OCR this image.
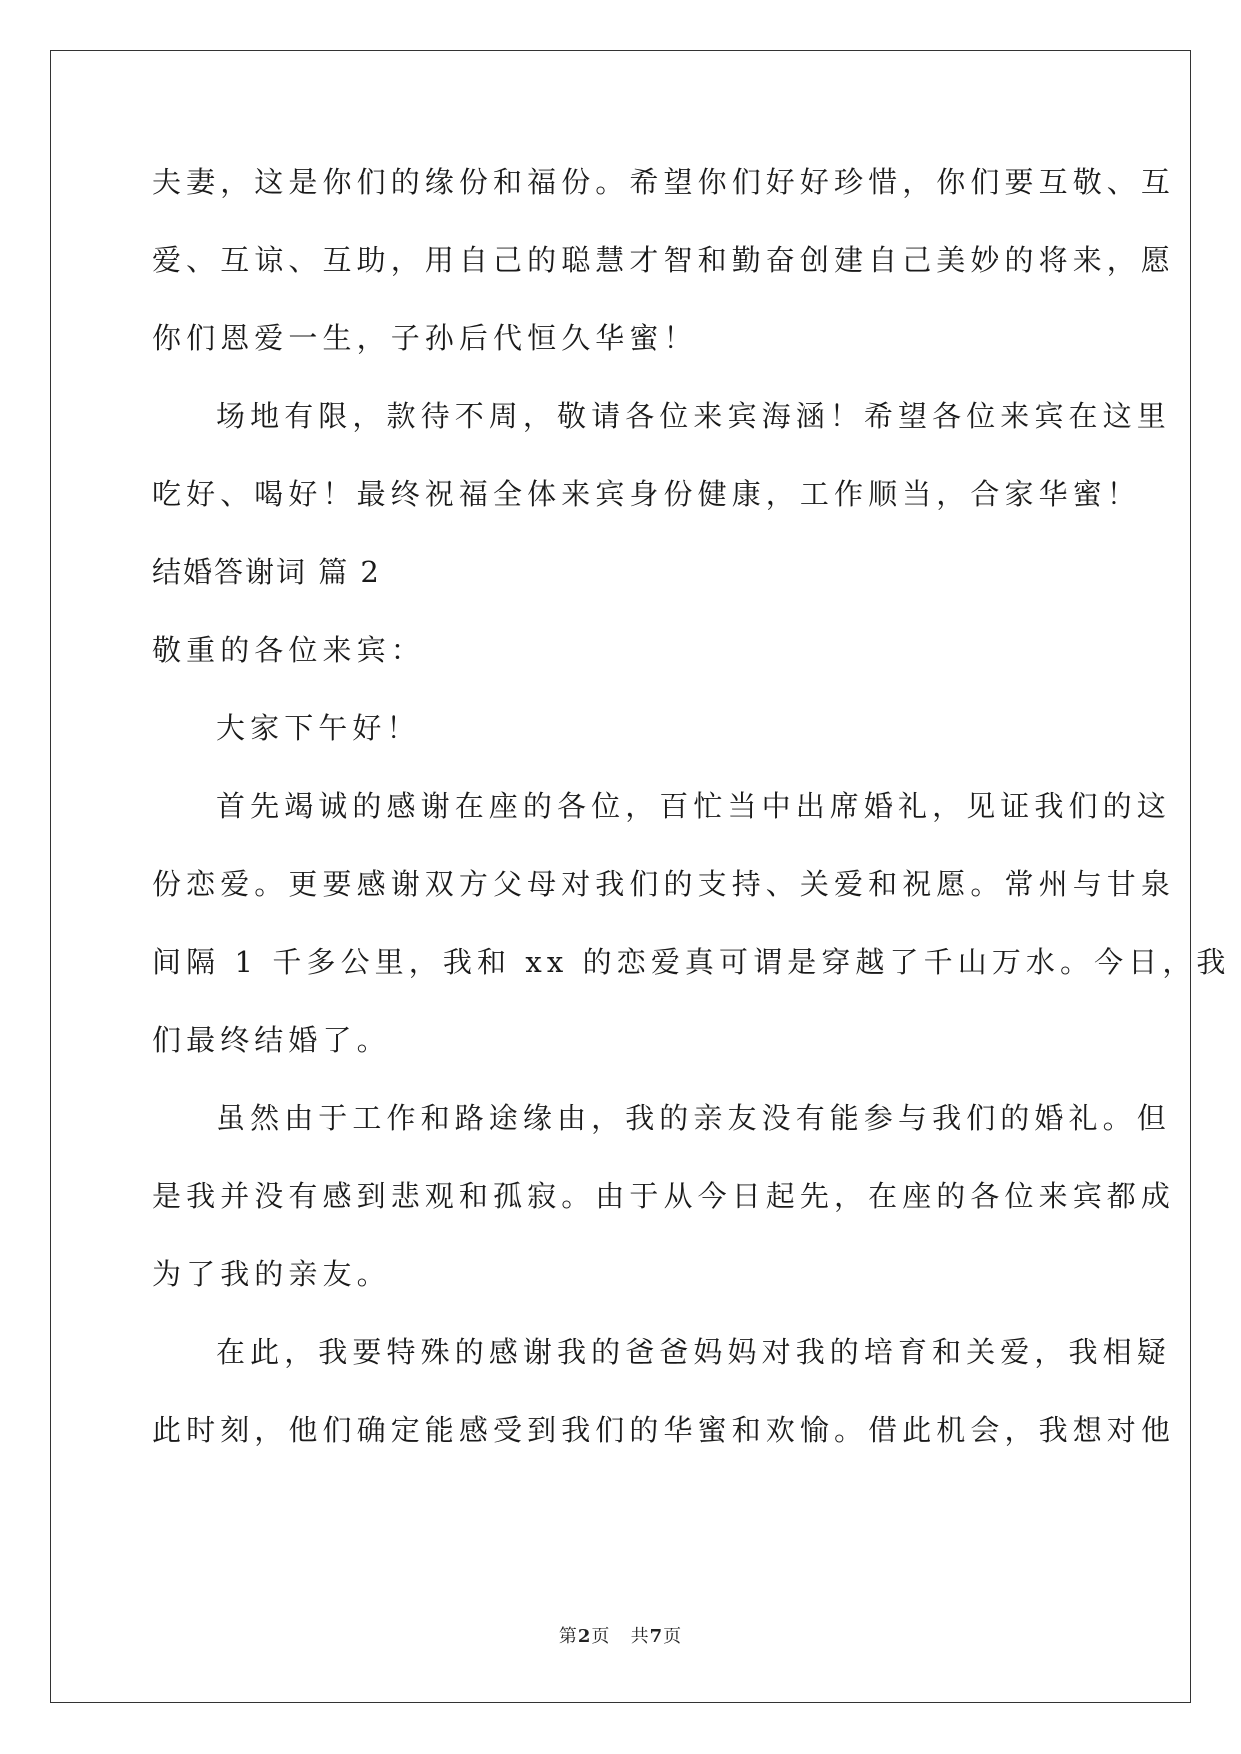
夫妻，这是你们的缘份和福份。希望你们好好珍惜，你们要互敬、互
爱、互谅、互助，用自己的聪慧才智和勤奋创建自己美妙的将来，愿
你们恩爱一生，子孙后代恒久华蜜！
场地有限，款待不周，敬请各位来宾海涵！希望各位来宾在这里
吃好、喝好！最终祝福全体来宾身份健康，工作顺当，合家华蜜！
结婚答谢词 篇 2
敬重的各位来宾：
大家下午好！
首先竭诚的感谢在座的各位，百忙当中出席婚礼，见证我们的这
份恋爱。更要感谢双方父母对我们的支持、关爱和祝愿。常州与甘泉
间隔 1 千多公里，我和 xx 的恋爱真可谓是穿越了千山万水。今日，我
们最终结婚了。
虽然由于工作和路途缘由，我的亲友没有能参与我们的婚礼。但
是我并没有感到悲观和孤寂。由于从今日起先，在座的各位来宾都成
为了我的亲友。
在此，我要特殊的感谢我的爸爸妈妈对我的培育和关爱，我相疑
此时刻，他们确定能感受到我们的华蜜和欢愉。借此机会，我想对他
第2页 共7页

_To do_
Omit the pictures and give the material again, exactly and in full.

_Solved problem_
OCR this image.
夫妻，这是你们的缘份和福份。希望你们好好珍惜，你们要互敬、互
爱、互谅、互助，用自己的聪慧才智和勤奋创建自己美妙的将来，愿
你们恩爱一生，子孙后代恒久华蜜！
场地有限，款待不周，敬请各位来宾海涵！希望各位来宾在这里
吃好、喝好！最终祝福全体来宾身份健康，工作顺当，合家华蜜！
结婚答谢词 篇 2
敬重的各位来宾：
大家下午好！
首先竭诚的感谢在座的各位，百忙当中出席婚礼，见证我们的这
份恋爱。更要感谢双方父母对我们的支持、关爱和祝愿。常州与甘泉
间隔 1 千多公里，我和 xx 的恋爱真可谓是穿越了千山万水。今日，我
们最终结婚了。
虽然由于工作和路途缘由，我的亲友没有能参与我们的婚礼。但
是我并没有感到悲观和孤寂。由于从今日起先，在座的各位来宾都成
为了我的亲友。
在此，我要特殊的感谢我的爸爸妈妈对我的培育和关爱，我相疑
此时刻，他们确定能感受到我们的华蜜和欢愉。借此机会，我想对他
第2页 共7页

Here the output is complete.